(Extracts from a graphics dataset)
○ ○ ○
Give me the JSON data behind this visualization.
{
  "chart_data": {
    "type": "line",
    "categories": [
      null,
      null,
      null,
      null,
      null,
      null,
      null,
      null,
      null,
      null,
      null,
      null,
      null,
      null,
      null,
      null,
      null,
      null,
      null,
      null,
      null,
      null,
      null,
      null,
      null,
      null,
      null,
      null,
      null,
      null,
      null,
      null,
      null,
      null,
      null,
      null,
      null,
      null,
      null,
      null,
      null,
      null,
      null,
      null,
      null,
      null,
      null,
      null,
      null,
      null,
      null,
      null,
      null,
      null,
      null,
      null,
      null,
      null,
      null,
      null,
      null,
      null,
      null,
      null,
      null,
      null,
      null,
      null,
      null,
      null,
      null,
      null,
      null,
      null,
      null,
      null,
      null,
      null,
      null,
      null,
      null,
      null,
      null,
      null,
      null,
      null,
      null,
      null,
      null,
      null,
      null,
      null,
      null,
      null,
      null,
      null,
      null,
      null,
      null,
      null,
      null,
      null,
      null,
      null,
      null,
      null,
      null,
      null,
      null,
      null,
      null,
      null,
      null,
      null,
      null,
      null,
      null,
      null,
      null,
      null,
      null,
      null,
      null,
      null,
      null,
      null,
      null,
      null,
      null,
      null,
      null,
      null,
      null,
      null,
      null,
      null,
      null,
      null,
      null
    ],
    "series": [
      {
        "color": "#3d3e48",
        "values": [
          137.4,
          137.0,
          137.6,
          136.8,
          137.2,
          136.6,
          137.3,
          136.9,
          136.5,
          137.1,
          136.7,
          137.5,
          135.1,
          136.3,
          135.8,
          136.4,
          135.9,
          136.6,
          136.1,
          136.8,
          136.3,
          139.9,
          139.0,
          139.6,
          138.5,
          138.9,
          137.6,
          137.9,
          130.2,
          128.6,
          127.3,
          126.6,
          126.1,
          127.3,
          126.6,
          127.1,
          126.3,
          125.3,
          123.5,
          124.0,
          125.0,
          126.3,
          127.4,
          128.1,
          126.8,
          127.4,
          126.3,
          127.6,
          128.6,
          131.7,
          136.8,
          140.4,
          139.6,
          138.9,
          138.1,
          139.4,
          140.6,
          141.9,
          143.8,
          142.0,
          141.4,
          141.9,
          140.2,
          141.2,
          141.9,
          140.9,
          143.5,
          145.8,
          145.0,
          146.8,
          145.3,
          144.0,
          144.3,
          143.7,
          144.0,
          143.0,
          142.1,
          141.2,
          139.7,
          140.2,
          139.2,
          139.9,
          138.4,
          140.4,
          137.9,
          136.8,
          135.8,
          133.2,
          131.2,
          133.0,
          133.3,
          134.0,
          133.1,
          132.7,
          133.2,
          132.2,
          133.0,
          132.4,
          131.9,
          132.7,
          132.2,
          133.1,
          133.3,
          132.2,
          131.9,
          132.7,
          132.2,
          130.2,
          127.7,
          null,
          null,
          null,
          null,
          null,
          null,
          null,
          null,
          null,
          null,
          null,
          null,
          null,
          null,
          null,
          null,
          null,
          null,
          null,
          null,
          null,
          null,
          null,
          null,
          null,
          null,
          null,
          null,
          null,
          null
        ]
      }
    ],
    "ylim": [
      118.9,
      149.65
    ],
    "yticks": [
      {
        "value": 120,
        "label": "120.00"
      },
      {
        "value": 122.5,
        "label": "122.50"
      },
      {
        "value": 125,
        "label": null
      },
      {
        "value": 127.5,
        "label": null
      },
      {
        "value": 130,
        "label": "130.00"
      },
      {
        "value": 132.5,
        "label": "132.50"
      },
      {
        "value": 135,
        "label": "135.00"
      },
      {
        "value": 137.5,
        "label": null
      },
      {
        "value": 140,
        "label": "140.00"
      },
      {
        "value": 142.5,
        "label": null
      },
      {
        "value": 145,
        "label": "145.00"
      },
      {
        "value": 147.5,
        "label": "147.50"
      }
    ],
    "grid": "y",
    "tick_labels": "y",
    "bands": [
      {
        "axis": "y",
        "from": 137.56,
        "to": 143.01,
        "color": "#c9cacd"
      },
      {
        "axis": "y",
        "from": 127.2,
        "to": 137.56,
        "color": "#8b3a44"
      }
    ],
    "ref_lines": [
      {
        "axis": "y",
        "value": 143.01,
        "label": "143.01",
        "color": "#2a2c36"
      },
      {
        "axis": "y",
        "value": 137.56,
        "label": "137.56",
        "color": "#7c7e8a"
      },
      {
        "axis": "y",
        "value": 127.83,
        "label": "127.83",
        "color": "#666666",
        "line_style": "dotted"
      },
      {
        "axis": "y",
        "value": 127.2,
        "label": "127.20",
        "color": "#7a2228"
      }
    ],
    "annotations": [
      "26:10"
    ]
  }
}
○ ○ ○
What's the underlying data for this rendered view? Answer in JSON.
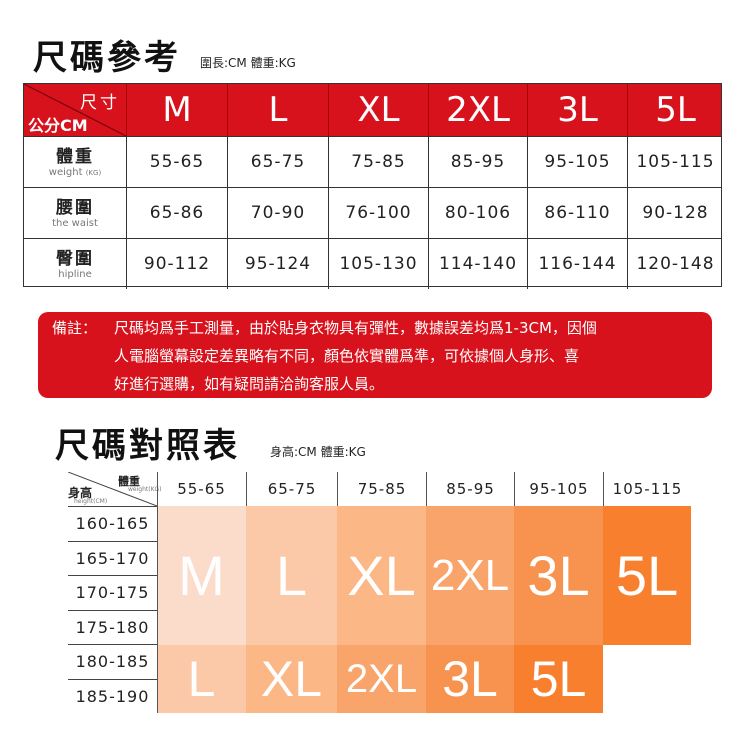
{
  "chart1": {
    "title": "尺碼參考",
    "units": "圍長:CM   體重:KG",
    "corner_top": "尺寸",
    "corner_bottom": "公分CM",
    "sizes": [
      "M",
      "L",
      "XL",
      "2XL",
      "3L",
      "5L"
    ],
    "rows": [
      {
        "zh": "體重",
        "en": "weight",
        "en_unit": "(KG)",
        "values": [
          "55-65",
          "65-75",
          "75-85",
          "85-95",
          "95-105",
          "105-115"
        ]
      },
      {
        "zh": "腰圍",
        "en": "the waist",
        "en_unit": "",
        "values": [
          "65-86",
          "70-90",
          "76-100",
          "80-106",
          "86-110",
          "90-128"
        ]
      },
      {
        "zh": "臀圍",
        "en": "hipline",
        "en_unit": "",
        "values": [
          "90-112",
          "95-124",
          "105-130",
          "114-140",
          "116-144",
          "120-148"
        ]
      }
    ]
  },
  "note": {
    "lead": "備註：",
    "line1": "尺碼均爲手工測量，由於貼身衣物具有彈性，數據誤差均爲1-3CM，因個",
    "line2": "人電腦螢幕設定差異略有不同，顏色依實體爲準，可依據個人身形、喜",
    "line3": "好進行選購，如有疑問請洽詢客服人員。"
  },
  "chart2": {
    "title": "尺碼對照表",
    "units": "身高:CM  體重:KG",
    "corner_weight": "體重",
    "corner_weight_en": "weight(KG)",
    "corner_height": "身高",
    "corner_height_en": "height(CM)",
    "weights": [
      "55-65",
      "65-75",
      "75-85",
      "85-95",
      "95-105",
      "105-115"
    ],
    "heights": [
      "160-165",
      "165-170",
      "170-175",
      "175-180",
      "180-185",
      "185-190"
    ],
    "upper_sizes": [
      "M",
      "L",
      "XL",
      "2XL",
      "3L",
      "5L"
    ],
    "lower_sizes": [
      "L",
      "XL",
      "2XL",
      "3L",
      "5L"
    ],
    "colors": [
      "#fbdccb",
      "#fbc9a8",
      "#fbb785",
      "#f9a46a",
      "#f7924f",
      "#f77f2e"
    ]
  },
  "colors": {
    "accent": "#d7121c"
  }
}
○ ○ ○
▸ Your goal
All lines that include "this" are to be gathered and copied.

▸ Full solution
Give me the JSON data behind this visualization.
What's the underlying data for this rendered view? Answer in JSON.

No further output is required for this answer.